* Dataset excerpt:

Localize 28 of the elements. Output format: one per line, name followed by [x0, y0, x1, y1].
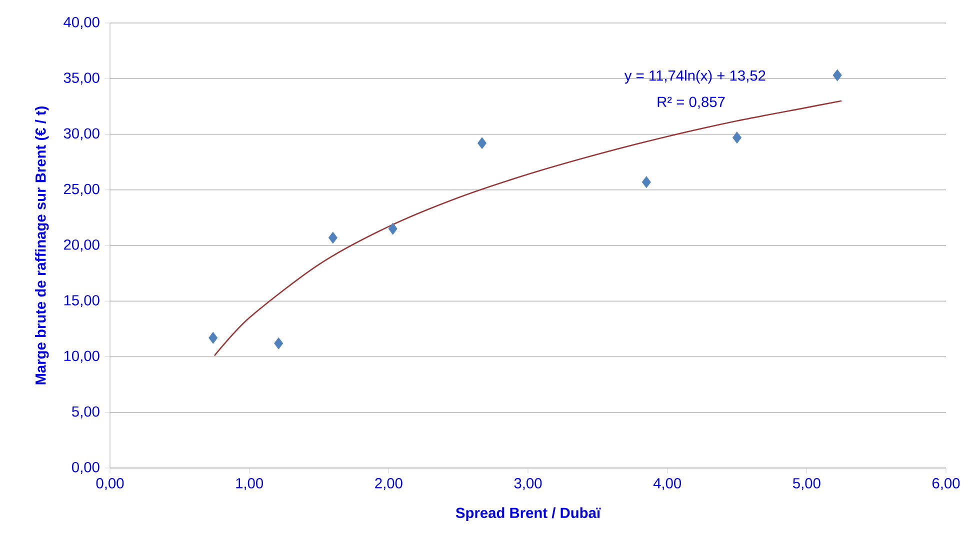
y-tick-label: 5,00 — [72, 406, 100, 418]
annotation: R² = 0,857 — [658, 96, 725, 109]
x-tick-label: 4,00 — [653, 478, 682, 490]
point — [328, 232, 338, 244]
x-tick-label: 3,00 — [514, 478, 542, 490]
point — [274, 338, 284, 350]
y-tick-label: 25,00 — [64, 184, 100, 196]
y-tick-label: 40,00 — [64, 16, 100, 30]
x-tick-label: 0,00 — [96, 478, 124, 490]
y-axis-title: Marge brute de raffinage sur Brent (€ / t) — [35, 106, 49, 384]
y-tick-label: 10,00 — [64, 350, 100, 363]
point — [642, 176, 651, 188]
x-tick-label: 1,00 — [236, 478, 264, 490]
y-tick-label: 35,00 — [64, 72, 100, 85]
x-tick-label: 6,00 — [932, 478, 960, 490]
point — [478, 137, 486, 150]
point — [732, 132, 742, 144]
point — [388, 222, 398, 235]
y-tick-label: 0,00 — [72, 462, 100, 474]
y-tick-label: 20,00 — [64, 239, 100, 252]
y-tick-label: 15,00 — [64, 295, 100, 308]
x-tick-label: 5,00 — [792, 478, 820, 490]
x-axis-title: Spread Brent / Dubaï — [456, 507, 601, 521]
annotation: y = 11,74ln(x) + 13,52 — [624, 70, 766, 84]
point — [832, 69, 842, 82]
x-tick-label: 2,00 — [375, 478, 402, 490]
point — [208, 332, 218, 344]
y-tick-label: 30,00 — [64, 128, 100, 140]
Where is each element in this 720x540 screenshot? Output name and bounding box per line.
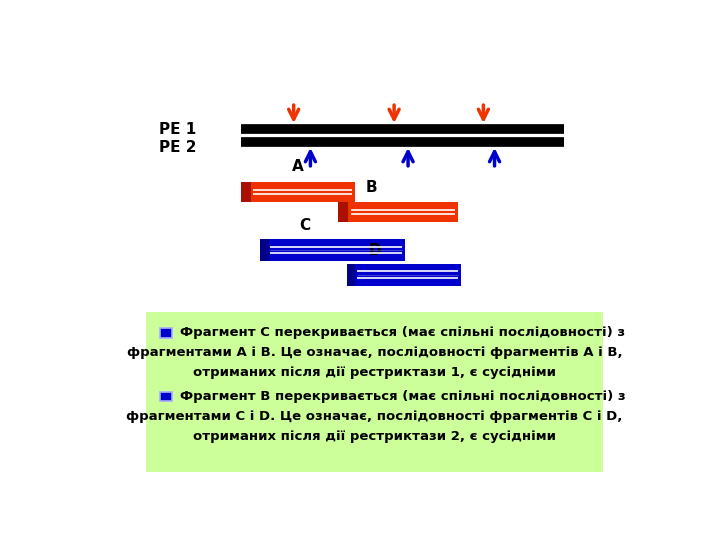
Text: отриманих після дії рестриктази 1, є сусідніми: отриманих після дії рестриктази 1, є сус… [193,367,556,380]
Text: отриманих після дії рестриктази 2, є сусідніми: отриманих після дії рестриктази 2, є сус… [193,430,556,443]
Bar [260,239,269,261]
Bar [347,264,461,286]
Bar [338,202,348,222]
Text: фрагментами C і D. Це означає, послідовності фрагментів C і D,: фрагментами C і D. Це означає, послідовн… [127,410,623,423]
Bar [260,239,405,261]
Bar [145,312,603,472]
Text: D: D [368,243,381,258]
Text: Фрагмент B перекривається (має спільні послідовності) з: Фрагмент B перекривається (має спільні п… [181,390,626,403]
Bar [160,328,172,338]
Text: C: C [300,218,310,233]
Bar [240,181,251,201]
Bar [347,264,355,286]
Text: PE 2: PE 2 [158,140,196,156]
Bar [240,181,355,201]
Text: фрагментами A і B. Це означає, послідовності фрагментів A і B,: фрагментами A і B. Це означає, послідовн… [127,347,622,360]
Text: B: B [366,180,377,195]
Text: PE 1: PE 1 [159,122,196,137]
Text: Фрагмент C перекривається (має спільні послідовності) з: Фрагмент C перекривається (має спільні п… [181,327,626,340]
Text: A: A [292,159,304,174]
Bar [338,202,459,222]
Bar [160,392,172,401]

* Requirements: Copy every line of the data above without changes, leaving out the pictures.

* Solution to the exercise:
Localize 28 of the elements. Output format: one per line, name followed by [x0, y0, x1, y1].
y-tick-label: 5,00 — [72, 406, 100, 418]
annotation: R² = 0,857 — [658, 96, 725, 109]
x-tick-label: 4,00 — [653, 478, 682, 490]
point — [328, 232, 338, 244]
x-tick-label: 3,00 — [514, 478, 542, 490]
point — [274, 338, 284, 350]
y-tick-label: 25,00 — [64, 184, 100, 196]
y-tick-label: 40,00 — [64, 16, 100, 30]
x-tick-label: 0,00 — [96, 478, 124, 490]
y-axis-title: Marge brute de raffinage sur Brent (€ / t) — [35, 106, 49, 384]
y-tick-label: 10,00 — [64, 350, 100, 363]
point — [642, 176, 651, 188]
x-tick-label: 1,00 — [236, 478, 264, 490]
y-tick-label: 35,00 — [64, 72, 100, 85]
x-tick-label: 6,00 — [932, 478, 960, 490]
point — [478, 137, 486, 150]
point — [732, 132, 742, 144]
point — [388, 222, 398, 235]
y-tick-label: 0,00 — [72, 462, 100, 474]
y-tick-label: 20,00 — [64, 239, 100, 252]
y-tick-label: 15,00 — [64, 295, 100, 308]
x-tick-label: 5,00 — [792, 478, 820, 490]
x-axis-title: Spread Brent / Dubaï — [456, 507, 601, 521]
annotation: y = 11,74ln(x) + 13,52 — [624, 70, 766, 84]
point — [832, 69, 842, 82]
x-tick-label: 2,00 — [375, 478, 402, 490]
point — [208, 332, 218, 344]
y-tick-label: 30,00 — [64, 128, 100, 140]
Where is each element in this 720x540 screenshot? Output name and bounding box per line.
Text: отриманих після дії рестриктази 1, є сусідніми: отриманих після дії рестриктази 1, є сус… [193,367,556,380]
Text: отриманих після дії рестриктази 2, є сусідніми: отриманих після дії рестриктази 2, є сус… [193,430,556,443]
Bar [260,239,269,261]
Bar [347,264,461,286]
Bar [338,202,348,222]
Text: фрагментами C і D. Це означає, послідовності фрагментів C і D,: фрагментами C і D. Це означає, послідовн… [127,410,623,423]
Bar [260,239,405,261]
Bar [145,312,603,472]
Text: D: D [368,243,381,258]
Text: Фрагмент B перекривається (має спільні послідовності) з: Фрагмент B перекривається (має спільні п… [181,390,626,403]
Bar [160,328,172,338]
Text: C: C [300,218,310,233]
Bar [240,181,251,201]
Bar [347,264,355,286]
Text: PE 2: PE 2 [158,140,196,156]
Bar [240,181,355,201]
Text: фрагментами A і B. Це означає, послідовності фрагментів A і B,: фрагментами A і B. Це означає, послідовн… [127,347,622,360]
Text: B: B [366,180,377,195]
Text: PE 1: PE 1 [159,122,196,137]
Text: Фрагмент C перекривається (має спільні послідовності) з: Фрагмент C перекривається (має спільні п… [181,327,626,340]
Text: A: A [292,159,304,174]
Bar [338,202,459,222]
Bar [160,392,172,401]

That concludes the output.